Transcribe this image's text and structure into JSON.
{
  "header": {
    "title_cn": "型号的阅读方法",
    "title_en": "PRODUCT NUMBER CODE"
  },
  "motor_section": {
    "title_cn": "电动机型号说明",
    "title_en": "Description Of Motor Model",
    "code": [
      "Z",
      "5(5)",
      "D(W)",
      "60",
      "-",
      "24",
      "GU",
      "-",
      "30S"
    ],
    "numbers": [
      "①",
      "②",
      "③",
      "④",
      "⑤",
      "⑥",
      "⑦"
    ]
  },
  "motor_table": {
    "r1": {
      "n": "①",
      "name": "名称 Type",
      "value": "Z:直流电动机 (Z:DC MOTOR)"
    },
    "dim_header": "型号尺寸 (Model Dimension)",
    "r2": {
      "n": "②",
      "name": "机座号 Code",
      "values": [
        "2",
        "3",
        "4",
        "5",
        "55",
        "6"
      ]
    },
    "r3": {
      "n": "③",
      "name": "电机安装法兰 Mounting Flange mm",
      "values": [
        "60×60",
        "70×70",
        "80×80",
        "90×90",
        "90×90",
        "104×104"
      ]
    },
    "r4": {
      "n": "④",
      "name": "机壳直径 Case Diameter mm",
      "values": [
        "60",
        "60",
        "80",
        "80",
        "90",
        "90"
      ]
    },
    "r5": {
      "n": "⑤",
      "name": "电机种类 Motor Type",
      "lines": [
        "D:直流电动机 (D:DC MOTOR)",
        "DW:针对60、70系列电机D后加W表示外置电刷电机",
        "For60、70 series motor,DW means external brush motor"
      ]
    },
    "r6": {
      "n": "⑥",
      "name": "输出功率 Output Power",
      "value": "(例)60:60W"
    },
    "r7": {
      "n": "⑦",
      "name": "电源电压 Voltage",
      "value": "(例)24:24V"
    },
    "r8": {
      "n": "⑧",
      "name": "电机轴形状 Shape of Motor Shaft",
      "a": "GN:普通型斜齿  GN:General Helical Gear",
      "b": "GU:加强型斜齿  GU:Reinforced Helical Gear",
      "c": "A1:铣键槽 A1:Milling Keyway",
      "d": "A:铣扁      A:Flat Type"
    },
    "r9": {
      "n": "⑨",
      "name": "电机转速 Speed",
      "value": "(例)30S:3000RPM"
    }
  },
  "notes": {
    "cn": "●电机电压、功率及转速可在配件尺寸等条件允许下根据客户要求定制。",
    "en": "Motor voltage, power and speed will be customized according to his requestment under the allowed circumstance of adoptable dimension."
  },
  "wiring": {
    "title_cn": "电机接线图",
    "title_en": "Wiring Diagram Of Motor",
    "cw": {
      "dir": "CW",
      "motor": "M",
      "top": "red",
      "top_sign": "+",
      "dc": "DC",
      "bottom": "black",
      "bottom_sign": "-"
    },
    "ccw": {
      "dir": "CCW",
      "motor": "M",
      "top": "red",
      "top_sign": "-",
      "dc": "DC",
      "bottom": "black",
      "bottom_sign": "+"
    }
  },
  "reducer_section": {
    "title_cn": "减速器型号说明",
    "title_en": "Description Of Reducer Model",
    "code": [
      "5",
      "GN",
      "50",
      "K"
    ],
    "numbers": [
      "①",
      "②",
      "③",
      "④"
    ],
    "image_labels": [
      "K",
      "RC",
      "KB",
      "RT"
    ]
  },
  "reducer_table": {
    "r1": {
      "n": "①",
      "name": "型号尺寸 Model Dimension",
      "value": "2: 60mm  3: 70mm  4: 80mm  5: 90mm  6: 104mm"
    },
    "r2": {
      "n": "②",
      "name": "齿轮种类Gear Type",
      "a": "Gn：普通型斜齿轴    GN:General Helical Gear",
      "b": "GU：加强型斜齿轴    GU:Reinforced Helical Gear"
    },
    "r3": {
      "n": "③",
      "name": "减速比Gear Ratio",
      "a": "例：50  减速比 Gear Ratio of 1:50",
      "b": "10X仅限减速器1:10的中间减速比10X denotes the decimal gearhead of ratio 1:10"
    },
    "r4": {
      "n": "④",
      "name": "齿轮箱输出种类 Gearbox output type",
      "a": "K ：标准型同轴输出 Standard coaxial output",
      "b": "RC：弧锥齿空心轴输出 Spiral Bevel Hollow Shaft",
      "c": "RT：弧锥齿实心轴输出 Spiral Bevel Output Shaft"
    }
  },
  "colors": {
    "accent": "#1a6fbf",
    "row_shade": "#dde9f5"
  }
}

***

### STATED EXERCISE
Each line of the listing should be copied exactly.

### THE SOLUTION
Transcribe this image's text and structure into JSON.
{
  "header": {
    "title_cn": "型号的阅读方法",
    "title_en": "PRODUCT NUMBER CODE"
  },
  "motor_section": {
    "title_cn": "电动机型号说明",
    "title_en": "Description Of Motor Model",
    "code": [
      "Z",
      "5(5)",
      "D(W)",
      "60",
      "-",
      "24",
      "GU",
      "-",
      "30S"
    ],
    "numbers": [
      "①",
      "②",
      "③",
      "④",
      "⑤",
      "⑥",
      "⑦"
    ]
  },
  "motor_table": {
    "r1": {
      "n": "①",
      "name": "名称 Type",
      "value": "Z:直流电动机 (Z:DC MOTOR)"
    },
    "dim_header": "型号尺寸 (Model Dimension)",
    "r2": {
      "n": "②",
      "name": "机座号 Code",
      "values": [
        "2",
        "3",
        "4",
        "5",
        "55",
        "6"
      ]
    },
    "r3": {
      "n": "③",
      "name": "电机安装法兰 Mounting Flange mm",
      "values": [
        "60×60",
        "70×70",
        "80×80",
        "90×90",
        "90×90",
        "104×104"
      ]
    },
    "r4": {
      "n": "④",
      "name": "机壳直径 Case Diameter mm",
      "values": [
        "60",
        "60",
        "80",
        "80",
        "90",
        "90"
      ]
    },
    "r5": {
      "n": "⑤",
      "name": "电机种类 Motor Type",
      "lines": [
        "D:直流电动机 (D:DC MOTOR)",
        "DW:针对60、70系列电机D后加W表示外置电刷电机",
        "For60、70 series motor,DW means external brush motor"
      ]
    },
    "r6": {
      "n": "⑥",
      "name": "输出功率 Output Power",
      "value": "(例)60:60W"
    },
    "r7": {
      "n": "⑦",
      "name": "电源电压 Voltage",
      "value": "(例)24:24V"
    },
    "r8": {
      "n": "⑧",
      "name": "电机轴形状 Shape of Motor Shaft",
      "a": "GN:普通型斜齿  GN:General Helical Gear",
      "b": "GU:加强型斜齿  GU:Reinforced Helical Gear",
      "c": "A1:铣键槽 A1:Milling Keyway",
      "d": "A:铣扁      A:Flat Type"
    },
    "r9": {
      "n": "⑨",
      "name": "电机转速 Speed",
      "value": "(例)30S:3000RPM"
    }
  },
  "notes": {
    "cn": "●电机电压、功率及转速可在配件尺寸等条件允许下根据客户要求定制。",
    "en": "Motor voltage, power and speed will be customized according to his requestment under the allowed circumstance of adoptable dimension."
  },
  "wiring": {
    "title_cn": "电机接线图",
    "title_en": "Wiring Diagram Of Motor",
    "cw": {
      "dir": "CW",
      "motor": "M",
      "top": "red",
      "top_sign": "+",
      "dc": "DC",
      "bottom": "black",
      "bottom_sign": "-"
    },
    "ccw": {
      "dir": "CCW",
      "motor": "M",
      "top": "red",
      "top_sign": "-",
      "dc": "DC",
      "bottom": "black",
      "bottom_sign": "+"
    }
  },
  "reducer_section": {
    "title_cn": "减速器型号说明",
    "title_en": "Description Of Reducer Model",
    "code": [
      "5",
      "GN",
      "50",
      "K"
    ],
    "numbers": [
      "①",
      "②",
      "③",
      "④"
    ],
    "image_labels": [
      "K",
      "RC",
      "KB",
      "RT"
    ]
  },
  "reducer_table": {
    "r1": {
      "n": "①",
      "name": "型号尺寸 Model Dimension",
      "value": "2: 60mm  3: 70mm  4: 80mm  5: 90mm  6: 104mm"
    },
    "r2": {
      "n": "②",
      "name": "齿轮种类Gear Type",
      "a": "Gn：普通型斜齿轴    GN:General Helical Gear",
      "b": "GU：加强型斜齿轴    GU:Reinforced Helical Gear"
    },
    "r3": {
      "n": "③",
      "name": "减速比Gear Ratio",
      "a": "例：50  减速比 Gear Ratio of 1:50",
      "b": "10X仅限减速器1:10的中间减速比10X denotes the decimal gearhead of ratio 1:10"
    },
    "r4": {
      "n": "④",
      "name": "齿轮箱输出种类 Gearbox output type",
      "a": "K ：标准型同轴输出 Standard coaxial output",
      "b": "RC：弧锥齿空心轴输出 Spiral Bevel Hollow Shaft",
      "c": "RT：弧锥齿实心轴输出 Spiral Bevel Output Shaft"
    }
  },
  "colors": {
    "accent": "#1a6fbf",
    "row_shade": "#dde9f5"
  }
}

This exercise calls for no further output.